### Entries provided ###
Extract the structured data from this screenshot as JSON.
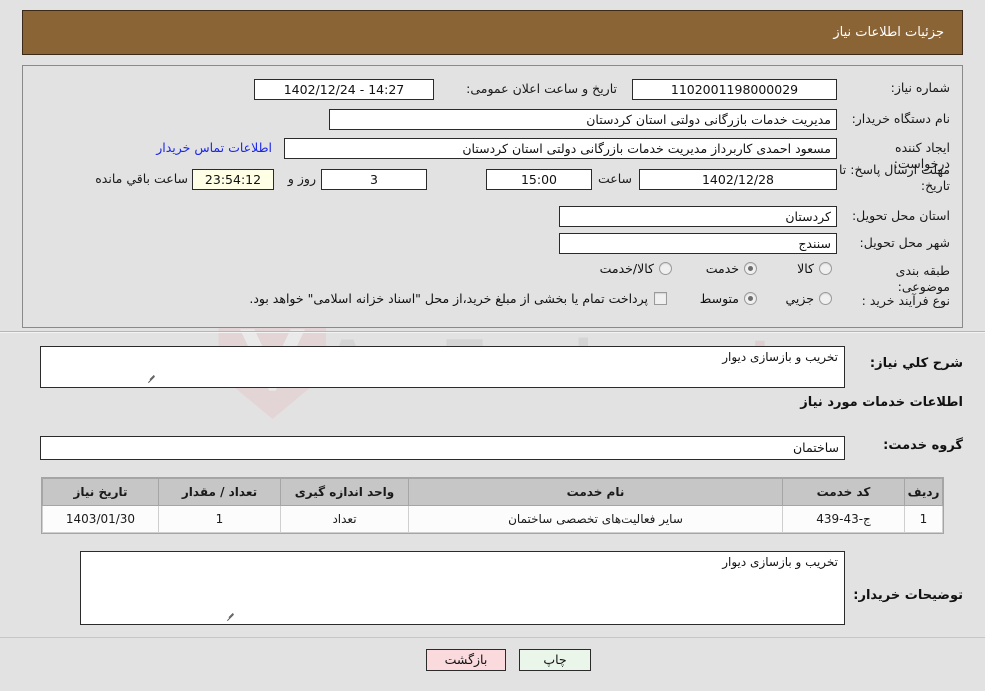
{
  "header": {
    "title": "جزئیات اطلاعات نیاز"
  },
  "info": {
    "need_number_label": "شماره نیاز:",
    "need_number_value": "1102001198000029",
    "announce_datetime_label": "تاریخ و ساعت اعلان عمومی:",
    "announce_datetime_value": "14:27 - 1402/12/24",
    "buyer_org_label": "نام دستگاه خریدار:",
    "buyer_org_value": "مدیریت خدمات بازرگانی دولتی استان کردستان",
    "creator_label": "ایجاد کننده درخواست:",
    "creator_value": "مسعود احمدی کاربرداز مدیریت خدمات بازرگانی دولتی استان کردستان",
    "buyer_contact_link": "اطلاعات تماس خریدار",
    "deadline_label": "مهلت ارسال پاسخ: تا تاریخ:",
    "deadline_date": "1402/12/28",
    "hour_label": "ساعت",
    "deadline_time": "15:00",
    "days_value": "3",
    "days_suffix": "روز و",
    "countdown_value": "23:54:12",
    "countdown_suffix": "ساعت باقي مانده",
    "province_label": "استان محل تحویل:",
    "province_value": "کردستان",
    "city_label": "شهر محل تحویل:",
    "city_value": "سنندج",
    "category_label": "طبقه بندی موضوعی:",
    "category_options": [
      "کالا",
      "خدمت",
      "کالا/خدمت"
    ],
    "category_selected_index": 1,
    "purchase_type_label": "نوع فرآیند خرید :",
    "purchase_options": [
      "جزیي",
      "متوسط"
    ],
    "purchase_selected_index": 1,
    "treasury_checkbox_label": "پرداخت تمام یا بخشی از مبلغ خرید،از محل \"اسناد خزانه اسلامی\" خواهد بود.",
    "treasury_checked": false
  },
  "summary": {
    "label": "شرح کلي نیاز:",
    "value": "تخریب و بازسازی دیوار"
  },
  "services": {
    "section_title": "اطلاعات خدمات مورد نیاز",
    "group_label": "گروه خدمت:",
    "group_value": "ساختمان",
    "columns": [
      "ردیف",
      "کد خدمت",
      "نام خدمت",
      "واحد اندازه گیری",
      "تعداد / مقدار",
      "تاریخ نیاز"
    ],
    "rows": [
      {
        "row_no": "1",
        "service_code": "ج-43-439",
        "service_name": "سایر فعالیت‌های تخصصی ساختمان",
        "unit": "تعداد",
        "quantity": "1",
        "need_date": "1403/01/30"
      }
    ]
  },
  "buyer_notes": {
    "label": "توضیحات خریدار:",
    "value": "تخریب و بازسازی دیوار"
  },
  "footer": {
    "print_label": "چاپ",
    "back_label": "بازگشت"
  },
  "watermark": {
    "text_left": "AnaTender",
    "text_right": ".net"
  },
  "colors": {
    "header_brown": "#8b6436",
    "page_bg": "#e2e2e2",
    "link_blue": "#1b27e8",
    "countdown_bg": "#ffffe6",
    "table_header_bg": "#c6c6c6",
    "btn_print_bg": "#eaf6ea",
    "btn_back_bg": "#fadadd"
  }
}
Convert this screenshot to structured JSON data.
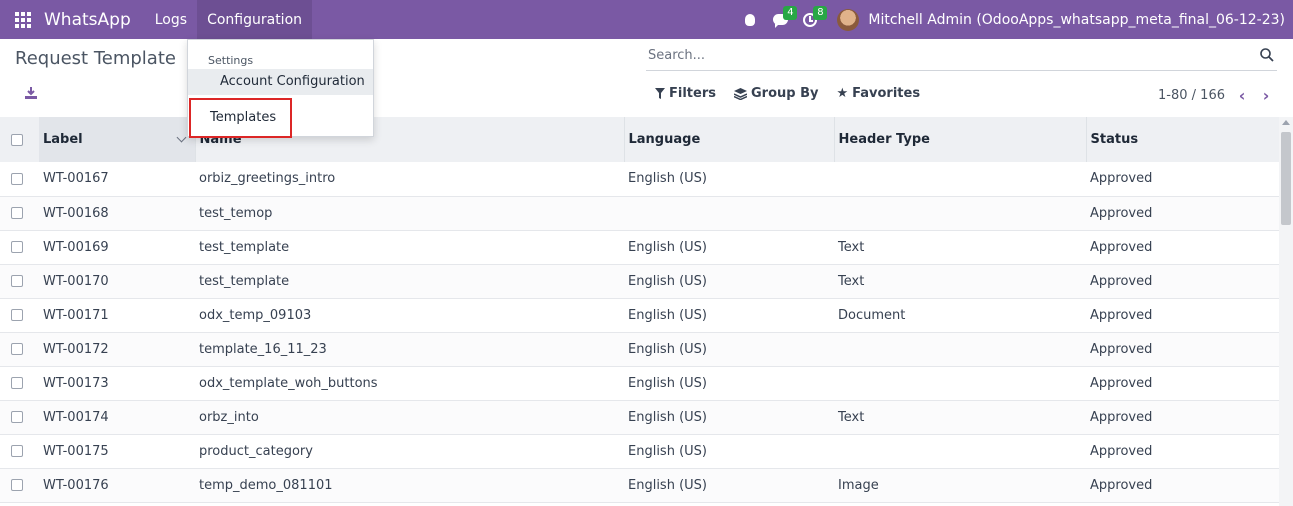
{
  "navbar": {
    "app_name": "WhatsApp",
    "menu": [
      "Logs",
      "Configuration"
    ],
    "icons": [
      "apps-grid-icon",
      "bug-icon",
      "chat-icon",
      "clock-icon"
    ],
    "messages_badge": "4",
    "activities_badge": "8",
    "user": "Mitchell Admin (OdooApps_whatsapp_meta_final_06-12-23)",
    "color": "#7a59a4"
  },
  "control_panel": {
    "title": "Request Template",
    "search_placeholder": "Search...",
    "filters_label": "Filters",
    "group_by_label": "Group By",
    "favorites_label": "Favorites",
    "pager_value": "1-80 / 166"
  },
  "dropdown": {
    "section_header": "Settings",
    "items": [
      "Account Configuration",
      "Templates"
    ],
    "highlighted_item": "Templates"
  },
  "table": {
    "columns": [
      "Label",
      "Name",
      "Language",
      "Header Type",
      "Status"
    ],
    "rows": [
      {
        "label": "WT-00167",
        "name": "orbiz_greetings_intro",
        "language": "English (US)",
        "header_type": "",
        "status": "Approved"
      },
      {
        "label": "WT-00168",
        "name": "test_temop",
        "language": "",
        "header_type": "",
        "status": "Approved"
      },
      {
        "label": "WT-00169",
        "name": "test_template",
        "language": "English (US)",
        "header_type": "Text",
        "status": "Approved"
      },
      {
        "label": "WT-00170",
        "name": "test_template",
        "language": "English (US)",
        "header_type": "Text",
        "status": "Approved"
      },
      {
        "label": "WT-00171",
        "name": "odx_temp_09103",
        "language": "English (US)",
        "header_type": "Document",
        "status": "Approved"
      },
      {
        "label": "WT-00172",
        "name": "template_16_11_23",
        "language": "English (US)",
        "header_type": "",
        "status": "Approved"
      },
      {
        "label": "WT-00173",
        "name": "odx_template_woh_buttons",
        "language": "English (US)",
        "header_type": "",
        "status": "Approved"
      },
      {
        "label": "WT-00174",
        "name": "orbz_into",
        "language": "English (US)",
        "header_type": "Text",
        "status": "Approved"
      },
      {
        "label": "WT-00175",
        "name": "product_category",
        "language": "English (US)",
        "header_type": "",
        "status": "Approved"
      },
      {
        "label": "WT-00176",
        "name": "temp_demo_081101",
        "language": "English (US)",
        "header_type": "Image",
        "status": "Approved"
      }
    ]
  }
}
###
Required work —
Copy the whole of the material above exactly, but not its images.

Solution to this exercise —
Extract the structured data from this screenshot as JSON.
{
  "header": {
    "title": "جزئیات اطلاعات نیاز"
  },
  "info": {
    "need_number_label": "شماره نیاز:",
    "need_number_value": "1102001198000029",
    "announce_datetime_label": "تاریخ و ساعت اعلان عمومی:",
    "announce_datetime_value": "14:27 - 1402/12/24",
    "buyer_org_label": "نام دستگاه خریدار:",
    "buyer_org_value": "مدیریت خدمات بازرگانی دولتی استان کردستان",
    "creator_label": "ایجاد کننده درخواست:",
    "creator_value": "مسعود احمدی کاربرداز مدیریت خدمات بازرگانی دولتی استان کردستان",
    "buyer_contact_link": "اطلاعات تماس خریدار",
    "deadline_label": "مهلت ارسال پاسخ: تا تاریخ:",
    "deadline_date": "1402/12/28",
    "hour_label": "ساعت",
    "deadline_time": "15:00",
    "days_value": "3",
    "days_suffix": "روز و",
    "countdown_value": "23:54:12",
    "countdown_suffix": "ساعت باقي مانده",
    "province_label": "استان محل تحویل:",
    "province_value": "کردستان",
    "city_label": "شهر محل تحویل:",
    "city_value": "سنندج",
    "category_label": "طبقه بندی موضوعی:",
    "category_options": [
      "کالا",
      "خدمت",
      "کالا/خدمت"
    ],
    "category_selected_index": 1,
    "purchase_type_label": "نوع فرآیند خرید :",
    "purchase_options": [
      "جزیي",
      "متوسط"
    ],
    "purchase_selected_index": 1,
    "treasury_checkbox_label": "پرداخت تمام یا بخشی از مبلغ خرید،از محل \"اسناد خزانه اسلامی\" خواهد بود.",
    "treasury_checked": false
  },
  "summary": {
    "label": "شرح کلي نیاز:",
    "value": "تخریب و بازسازی دیوار"
  },
  "services": {
    "section_title": "اطلاعات خدمات مورد نیاز",
    "group_label": "گروه خدمت:",
    "group_value": "ساختمان",
    "columns": [
      "ردیف",
      "کد خدمت",
      "نام خدمت",
      "واحد اندازه گیری",
      "تعداد / مقدار",
      "تاریخ نیاز"
    ],
    "rows": [
      {
        "row_no": "1",
        "service_code": "ج-43-439",
        "service_name": "سایر فعالیت‌های تخصصی ساختمان",
        "unit": "تعداد",
        "quantity": "1",
        "need_date": "1403/01/30"
      }
    ]
  },
  "buyer_notes": {
    "label": "توضیحات خریدار:",
    "value": "تخریب و بازسازی دیوار"
  },
  "footer": {
    "print_label": "چاپ",
    "back_label": "بازگشت"
  },
  "watermark": {
    "text_left": "AnaTender",
    "text_right": ".net"
  },
  "colors": {
    "header_brown": "#8b6436",
    "page_bg": "#e2e2e2",
    "link_blue": "#1b27e8",
    "countdown_bg": "#ffffe6",
    "table_header_bg": "#c6c6c6",
    "btn_print_bg": "#eaf6ea",
    "btn_back_bg": "#fadadd"
  }
}
Convert this screenshot to structured JSON data.
{
  "navbar": {
    "app_name": "WhatsApp",
    "menu": [
      "Logs",
      "Configuration"
    ],
    "icons": [
      "apps-grid-icon",
      "bug-icon",
      "chat-icon",
      "clock-icon"
    ],
    "messages_badge": "4",
    "activities_badge": "8",
    "user": "Mitchell Admin (OdooApps_whatsapp_meta_final_06-12-23)",
    "color": "#7a59a4"
  },
  "control_panel": {
    "title": "Request Template",
    "search_placeholder": "Search...",
    "filters_label": "Filters",
    "group_by_label": "Group By",
    "favorites_label": "Favorites",
    "pager_value": "1-80 / 166"
  },
  "dropdown": {
    "section_header": "Settings",
    "items": [
      "Account Configuration",
      "Templates"
    ],
    "highlighted_item": "Templates"
  },
  "table": {
    "columns": [
      "Label",
      "Name",
      "Language",
      "Header Type",
      "Status"
    ],
    "rows": [
      {
        "label": "WT-00167",
        "name": "orbiz_greetings_intro",
        "language": "English (US)",
        "header_type": "",
        "status": "Approved"
      },
      {
        "label": "WT-00168",
        "name": "test_temop",
        "language": "",
        "header_type": "",
        "status": "Approved"
      },
      {
        "label": "WT-00169",
        "name": "test_template",
        "language": "English (US)",
        "header_type": "Text",
        "status": "Approved"
      },
      {
        "label": "WT-00170",
        "name": "test_template",
        "language": "English (US)",
        "header_type": "Text",
        "status": "Approved"
      },
      {
        "label": "WT-00171",
        "name": "odx_temp_09103",
        "language": "English (US)",
        "header_type": "Document",
        "status": "Approved"
      },
      {
        "label": "WT-00172",
        "name": "template_16_11_23",
        "language": "English (US)",
        "header_type": "",
        "status": "Approved"
      },
      {
        "label": "WT-00173",
        "name": "odx_template_woh_buttons",
        "language": "English (US)",
        "header_type": "",
        "status": "Approved"
      },
      {
        "label": "WT-00174",
        "name": "orbz_into",
        "language": "English (US)",
        "header_type": "Text",
        "status": "Approved"
      },
      {
        "label": "WT-00175",
        "name": "product_category",
        "language": "English (US)",
        "header_type": "",
        "status": "Approved"
      },
      {
        "label": "WT-00176",
        "name": "temp_demo_081101",
        "language": "English (US)",
        "header_type": "Image",
        "status": "Approved"
      }
    ]
  }
}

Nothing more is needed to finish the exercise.